→ BRIEF:
Can you copy the listing line for line, from its first line through the line containing "series-lines: [135, 115, 733, 434]", with both of those lines included?

Element and coordinate records
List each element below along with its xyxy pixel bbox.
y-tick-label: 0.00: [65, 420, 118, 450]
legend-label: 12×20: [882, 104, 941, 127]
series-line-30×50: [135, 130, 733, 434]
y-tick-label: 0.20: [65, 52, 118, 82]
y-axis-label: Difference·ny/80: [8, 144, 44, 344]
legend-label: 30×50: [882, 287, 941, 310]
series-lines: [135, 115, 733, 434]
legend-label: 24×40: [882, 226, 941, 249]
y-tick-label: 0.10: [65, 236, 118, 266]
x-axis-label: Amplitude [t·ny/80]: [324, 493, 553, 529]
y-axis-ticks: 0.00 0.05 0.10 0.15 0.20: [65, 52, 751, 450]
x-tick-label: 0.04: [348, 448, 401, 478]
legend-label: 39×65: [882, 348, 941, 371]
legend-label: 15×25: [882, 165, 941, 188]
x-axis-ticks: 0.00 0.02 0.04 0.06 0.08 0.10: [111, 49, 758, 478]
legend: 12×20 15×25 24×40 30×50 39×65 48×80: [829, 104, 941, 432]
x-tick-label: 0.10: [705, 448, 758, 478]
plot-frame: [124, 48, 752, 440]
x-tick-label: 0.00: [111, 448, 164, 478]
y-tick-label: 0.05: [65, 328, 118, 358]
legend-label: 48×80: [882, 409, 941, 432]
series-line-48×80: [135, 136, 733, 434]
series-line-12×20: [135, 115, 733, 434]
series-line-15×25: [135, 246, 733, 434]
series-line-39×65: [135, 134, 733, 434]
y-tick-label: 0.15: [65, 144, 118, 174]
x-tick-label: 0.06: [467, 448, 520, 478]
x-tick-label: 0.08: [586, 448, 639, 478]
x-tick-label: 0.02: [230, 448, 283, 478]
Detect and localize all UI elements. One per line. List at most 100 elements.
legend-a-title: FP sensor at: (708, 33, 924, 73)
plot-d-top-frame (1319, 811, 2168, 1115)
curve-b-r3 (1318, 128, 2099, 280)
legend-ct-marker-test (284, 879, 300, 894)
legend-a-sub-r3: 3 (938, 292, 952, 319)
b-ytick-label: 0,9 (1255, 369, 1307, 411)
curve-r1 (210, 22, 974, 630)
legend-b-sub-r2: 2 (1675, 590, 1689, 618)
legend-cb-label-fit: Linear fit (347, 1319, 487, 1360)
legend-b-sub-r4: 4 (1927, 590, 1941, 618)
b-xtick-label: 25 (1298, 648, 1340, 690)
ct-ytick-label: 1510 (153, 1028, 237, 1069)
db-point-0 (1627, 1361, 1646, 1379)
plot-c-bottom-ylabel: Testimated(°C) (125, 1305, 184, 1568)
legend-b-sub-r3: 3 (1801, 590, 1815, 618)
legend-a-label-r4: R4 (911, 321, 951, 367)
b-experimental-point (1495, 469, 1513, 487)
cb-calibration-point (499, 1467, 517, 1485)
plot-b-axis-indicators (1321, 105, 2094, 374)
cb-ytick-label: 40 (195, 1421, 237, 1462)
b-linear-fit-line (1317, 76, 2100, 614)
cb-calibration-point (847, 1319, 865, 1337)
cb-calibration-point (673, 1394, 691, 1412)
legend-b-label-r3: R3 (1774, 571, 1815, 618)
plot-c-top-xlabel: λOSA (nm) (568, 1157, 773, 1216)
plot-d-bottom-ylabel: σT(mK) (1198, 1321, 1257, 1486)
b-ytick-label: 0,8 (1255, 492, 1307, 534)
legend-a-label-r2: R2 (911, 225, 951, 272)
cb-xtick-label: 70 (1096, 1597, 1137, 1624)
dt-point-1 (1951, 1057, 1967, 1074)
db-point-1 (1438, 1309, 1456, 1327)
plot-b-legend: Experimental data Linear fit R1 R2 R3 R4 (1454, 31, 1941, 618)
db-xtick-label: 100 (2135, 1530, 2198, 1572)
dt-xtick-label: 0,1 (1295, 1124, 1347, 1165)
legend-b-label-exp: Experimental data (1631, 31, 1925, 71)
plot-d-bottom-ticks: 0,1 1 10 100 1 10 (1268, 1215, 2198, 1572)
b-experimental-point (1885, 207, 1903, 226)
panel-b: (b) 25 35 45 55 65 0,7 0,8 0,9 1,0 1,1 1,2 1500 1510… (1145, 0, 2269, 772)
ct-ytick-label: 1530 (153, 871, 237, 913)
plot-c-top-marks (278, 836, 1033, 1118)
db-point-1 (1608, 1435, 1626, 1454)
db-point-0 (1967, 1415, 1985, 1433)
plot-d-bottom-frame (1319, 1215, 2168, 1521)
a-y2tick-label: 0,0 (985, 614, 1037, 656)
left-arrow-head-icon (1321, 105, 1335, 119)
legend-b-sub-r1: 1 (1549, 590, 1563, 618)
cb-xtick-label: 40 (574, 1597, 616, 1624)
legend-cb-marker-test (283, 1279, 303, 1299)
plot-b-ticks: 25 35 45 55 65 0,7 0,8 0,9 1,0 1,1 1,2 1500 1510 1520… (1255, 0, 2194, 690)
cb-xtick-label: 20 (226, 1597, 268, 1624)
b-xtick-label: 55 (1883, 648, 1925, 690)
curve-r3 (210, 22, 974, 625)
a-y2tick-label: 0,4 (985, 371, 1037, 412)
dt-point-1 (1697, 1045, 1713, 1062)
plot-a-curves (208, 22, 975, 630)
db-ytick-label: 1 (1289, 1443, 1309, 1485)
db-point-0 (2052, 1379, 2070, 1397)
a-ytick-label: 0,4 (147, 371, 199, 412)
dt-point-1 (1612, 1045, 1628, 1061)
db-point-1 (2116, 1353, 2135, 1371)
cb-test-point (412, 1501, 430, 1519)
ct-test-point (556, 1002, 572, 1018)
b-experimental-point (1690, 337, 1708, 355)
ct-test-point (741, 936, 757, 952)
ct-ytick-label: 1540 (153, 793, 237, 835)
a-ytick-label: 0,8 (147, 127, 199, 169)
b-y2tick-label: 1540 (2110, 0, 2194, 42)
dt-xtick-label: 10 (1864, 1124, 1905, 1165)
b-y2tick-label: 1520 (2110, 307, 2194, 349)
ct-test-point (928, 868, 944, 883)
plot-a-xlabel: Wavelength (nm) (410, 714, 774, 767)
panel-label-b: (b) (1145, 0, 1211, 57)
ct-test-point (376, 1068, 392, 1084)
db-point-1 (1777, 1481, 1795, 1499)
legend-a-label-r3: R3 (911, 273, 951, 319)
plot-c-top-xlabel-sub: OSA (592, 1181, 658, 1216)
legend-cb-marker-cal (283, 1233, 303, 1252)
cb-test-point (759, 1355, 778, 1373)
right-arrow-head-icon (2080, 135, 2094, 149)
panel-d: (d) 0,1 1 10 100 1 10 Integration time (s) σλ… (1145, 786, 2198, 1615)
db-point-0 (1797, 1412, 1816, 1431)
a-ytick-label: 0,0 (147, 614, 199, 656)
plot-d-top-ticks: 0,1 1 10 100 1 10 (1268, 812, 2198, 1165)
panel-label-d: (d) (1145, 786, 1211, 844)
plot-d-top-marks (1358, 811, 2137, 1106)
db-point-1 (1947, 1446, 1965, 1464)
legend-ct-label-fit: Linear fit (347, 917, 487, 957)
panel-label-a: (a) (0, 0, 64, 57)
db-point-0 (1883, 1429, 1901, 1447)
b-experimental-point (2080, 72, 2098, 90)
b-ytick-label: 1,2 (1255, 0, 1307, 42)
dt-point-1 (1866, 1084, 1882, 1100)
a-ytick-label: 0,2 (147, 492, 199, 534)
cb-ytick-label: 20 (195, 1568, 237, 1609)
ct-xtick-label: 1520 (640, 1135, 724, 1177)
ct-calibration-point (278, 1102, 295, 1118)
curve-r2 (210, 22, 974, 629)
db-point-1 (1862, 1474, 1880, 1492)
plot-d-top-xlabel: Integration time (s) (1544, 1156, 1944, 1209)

→ ANSWER TO THE PROBLEM:
List each element below along with its xyxy pixel bbox.
y-tick-label: 0.00: [65, 420, 118, 450]
legend-label: 12×20: [882, 104, 941, 127]
series-line-30×50: [135, 130, 733, 434]
y-tick-label: 0.20: [65, 52, 118, 82]
y-axis-label: Difference·ny/80: [8, 144, 44, 344]
legend-label: 30×50: [882, 287, 941, 310]
series-lines: [135, 115, 733, 434]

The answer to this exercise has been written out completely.